# Selected extract
<<<<

[SOLVED] Help with tensorization with loops surrounding the tensor block

I am trying to tensorize the input preparation during a blockized matmul.

I am basing my code on this example in mlc.ai.

Here is the IR obtained as in the tutorial:

# from tvm.script import ir as I
# from tvm.script import tir as T

@I.ir_module
class Module:
    @T.prim_func
    def main(A: T.Buffer((1024, 1024), "float32"), B: T.Buffer((1024, 1024), "float32"), C: T.Buffer((1024, 1024), "float32")):
        T.func_attr({"global_symbol": "main", "tir.noalias": T.bool(True)})
        # with T.block("root"):
        A_global_A_reg = T.alloc_buffer((1024, 1024), scope="global.A_reg")
        B_global_B_reg = T.alloc_buffer((1024, 1024), scope="global.B_reg")
        C_global_accumulator = T.alloc_buffer((1024, 1024), scope="global.accumulator")
        for i_0, j_0 in T.grid(64, 64):
            with T.block("matmul_o_init"):
                vi_o, vj_o = T.axis.remap("SS", [i_0, j_0])
                T.reads()
                T.writes(C_global_accumulator[vi_o * 16:vi_o * 16 + 16, vj_o * 16:vj_o * 16 + 16])
                for i_1, j_1 in T.grid(16, 16):
                    with T.block("matmul_init"):
                        vi_i_init, vj_i_init = T.axis.remap("SS", [i_1, j_1])
                        T.reads()
                        T.writes(C_global_accumulator[vi_o * 16 + vi_i_init, vj_o * 16 + vj_i_init])
                        C_global_accumulator[vi_o * 16 + vi_i_init, vj_o * 16 + vj_i_init] = T.float32(0)
            for k_0 in range(64):
                for ax0, ax1 in T.grid(16, 16):
                    with T.block("A_global.A_reg"):
                        v0 = T.axis.spatial(1024, i_0 * 16 + ax0)
                        v1 = T.axis.spatial(1024, k_0 * 16 + ax1)
                        T.reads(A[v0, v1])
                        T.writes(A_global_A_reg[v0, v1])
                        A_global_A_reg[v0, v1] = A[v0, v1]
                for ax0, ax1 in T.grid(16, 16):
                    with T.block("B_global.B_reg"):
                        v0 = T.axis.spatial(1024, j_0 * 16 + ax0)
                        v1 = T.axis.spatial(1024, k_0 * 16 + ax1)
                        T.reads(B[v0, v1])
                        T.writes(B_global_B_reg[v0, v1])
                        B_global_B_reg[v0, v1] = B[v0, v1]
                with T.block("matmul_o_update"):
                    vi_o, vj_o, vk_o = T.axis.remap("SSR", [i_0, j_0, k_0])

>>>>

# Data shown
<<<<

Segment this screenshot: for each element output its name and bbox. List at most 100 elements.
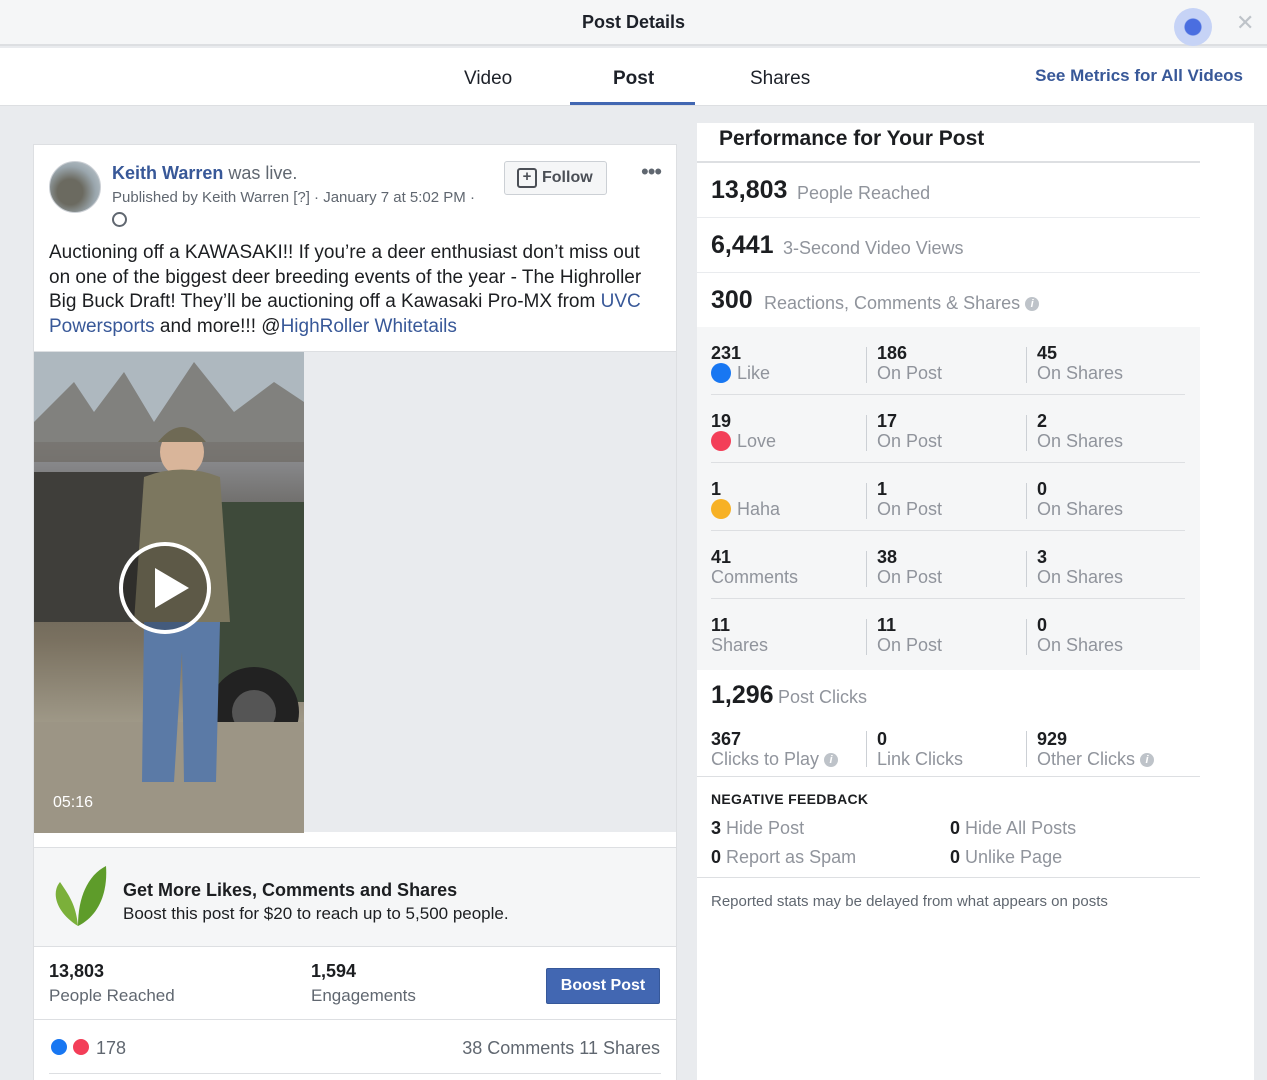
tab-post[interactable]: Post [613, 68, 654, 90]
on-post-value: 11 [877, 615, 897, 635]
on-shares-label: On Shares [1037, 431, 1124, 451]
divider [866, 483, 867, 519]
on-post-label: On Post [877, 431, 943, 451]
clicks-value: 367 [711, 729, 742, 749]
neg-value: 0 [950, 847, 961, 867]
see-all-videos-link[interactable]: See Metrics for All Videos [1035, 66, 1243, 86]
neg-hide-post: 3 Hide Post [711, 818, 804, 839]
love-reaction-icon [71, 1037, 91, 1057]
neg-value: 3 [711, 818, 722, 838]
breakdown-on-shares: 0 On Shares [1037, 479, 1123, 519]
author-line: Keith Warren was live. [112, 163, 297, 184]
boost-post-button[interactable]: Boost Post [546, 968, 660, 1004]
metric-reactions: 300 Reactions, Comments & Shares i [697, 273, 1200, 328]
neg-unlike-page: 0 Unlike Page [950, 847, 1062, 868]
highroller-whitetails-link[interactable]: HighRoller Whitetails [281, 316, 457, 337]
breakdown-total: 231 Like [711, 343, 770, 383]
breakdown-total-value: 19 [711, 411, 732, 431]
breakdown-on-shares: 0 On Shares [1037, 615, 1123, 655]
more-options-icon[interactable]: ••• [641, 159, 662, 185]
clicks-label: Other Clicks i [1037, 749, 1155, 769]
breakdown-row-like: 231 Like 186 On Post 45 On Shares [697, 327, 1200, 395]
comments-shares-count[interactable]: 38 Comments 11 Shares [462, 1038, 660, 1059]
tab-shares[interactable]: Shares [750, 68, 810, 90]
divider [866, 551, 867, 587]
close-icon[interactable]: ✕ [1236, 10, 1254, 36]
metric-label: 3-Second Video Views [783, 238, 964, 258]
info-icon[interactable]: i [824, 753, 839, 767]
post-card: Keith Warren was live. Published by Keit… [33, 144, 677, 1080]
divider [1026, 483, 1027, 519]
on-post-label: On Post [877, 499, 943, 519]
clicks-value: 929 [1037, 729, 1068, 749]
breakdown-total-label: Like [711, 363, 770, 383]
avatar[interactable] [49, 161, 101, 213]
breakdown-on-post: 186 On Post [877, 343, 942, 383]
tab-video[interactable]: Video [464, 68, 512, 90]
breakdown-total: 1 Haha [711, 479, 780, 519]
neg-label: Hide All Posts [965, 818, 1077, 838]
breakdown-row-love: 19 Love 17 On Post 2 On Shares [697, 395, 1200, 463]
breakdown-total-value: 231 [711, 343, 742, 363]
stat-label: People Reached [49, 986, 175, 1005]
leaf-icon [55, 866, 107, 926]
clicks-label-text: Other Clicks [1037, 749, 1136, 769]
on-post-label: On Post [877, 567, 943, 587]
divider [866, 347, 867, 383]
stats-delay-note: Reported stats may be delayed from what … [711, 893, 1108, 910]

>>>>

# Your tasks
1. Answer these questions using the tensorization thread:
(a) What is the poster trying to tensorize?
(b) Which scope is given to the buffer C_global_accumulator?
(c) How many iterations does the loop over k_0 run?
2. Resume the tensorization thread, picking up right after its last line.

# Task answers
1.
(a) The input preparation during a blockized matmul.
(b) "global.accumulator"
(c) 64

2.
                    T.reads(C_global_accumulator[vi_o * 16:vi_o * 16 + 16, vj_o * 16:vj_o * 16 + 16], A_global_A_reg[vi_o * 16:vi_o * 16 + 16, vk_o * 16:vk_o * 16 + 16], B_global_B_reg[vj_o * 16:vj_o * 16 + 16, vk_o * 16:vk_o * 16 + 16])
                    T.writes(C_global_accumulator[vi_o * 16:vi_o * 16 + 16, vj_o * 16:vj_o * 16 + 16])
                    for i_1, j_1, k_1 in T.grid(16, 16, 16):
                        with T.block("matmul"):
                            vi_i, vj_i, vk_i = T.axis.remap("SSR", [i_1, j_1, k_1])
                            T.reads(C_global_accumulator[vi_o * 16 + vi_i, vj_o * 16 + vj_i], A_global_A_reg[vi_o * 16 + vi_i, vk_o * 16 + vk_i], B_global_B_reg[vj_o * 16 + vj_i, vk_o * 16 + vk_i])
                            T.writes(C_global_accumulator[vi_o * 16 + vi_i, vj_o * 16 + vj_i])
                            C_global_accumulator[vi_o * 16 + vi_i, vj_o * 16 + vj_i] = C_global_accumulator[vi_o * 16 + vi_i, vj_o * 16 + vj_i] + A_global_A_reg[vi_o * 16 + vi_i, vk_o * 16 + vk_i] * B_global_B_reg[vj_o * 16 + vj_i, vk_o * 16 + vk_i]
            for ax0, ax1 in T.grid(16, 16):
                with T.block("C_global.accumulator"):
                    v0 = T.axis.spatial(1024, i_0 * 16 + ax0)
                    v1 = T.axis.spatial(1024, j_0 * 16 + ax1)
                    T.reads(C_global_accumulator[v0, v1])
                    T.writes(C[v0, v1])
                    C[v0, v1] = C_global_accumulator[v0, v1]

I would like to tensorize the input preparation such as the A_global.A_reg and B_global.B_reg, however these blocks are inside the blocked loops and it seems like I would need blocks surrounding these loops instead to perform tensorization (like matmul_o_update which contains the loops containing the matmul block).

I am not sure how to go from here, any help will be greatly appreciated!

I recommend studying my 4k tensorized matmul example https://github.com/masahi/tensorir-experiment/blob/master/vk_cooperative_matrix_nv/test_4k.py or the minimum one in https://github.com/apache/tvm/blob/main/tests/python/unittest/test_target_codegen_vulkan.py#L615-L708 and comparing how they tensorizes load.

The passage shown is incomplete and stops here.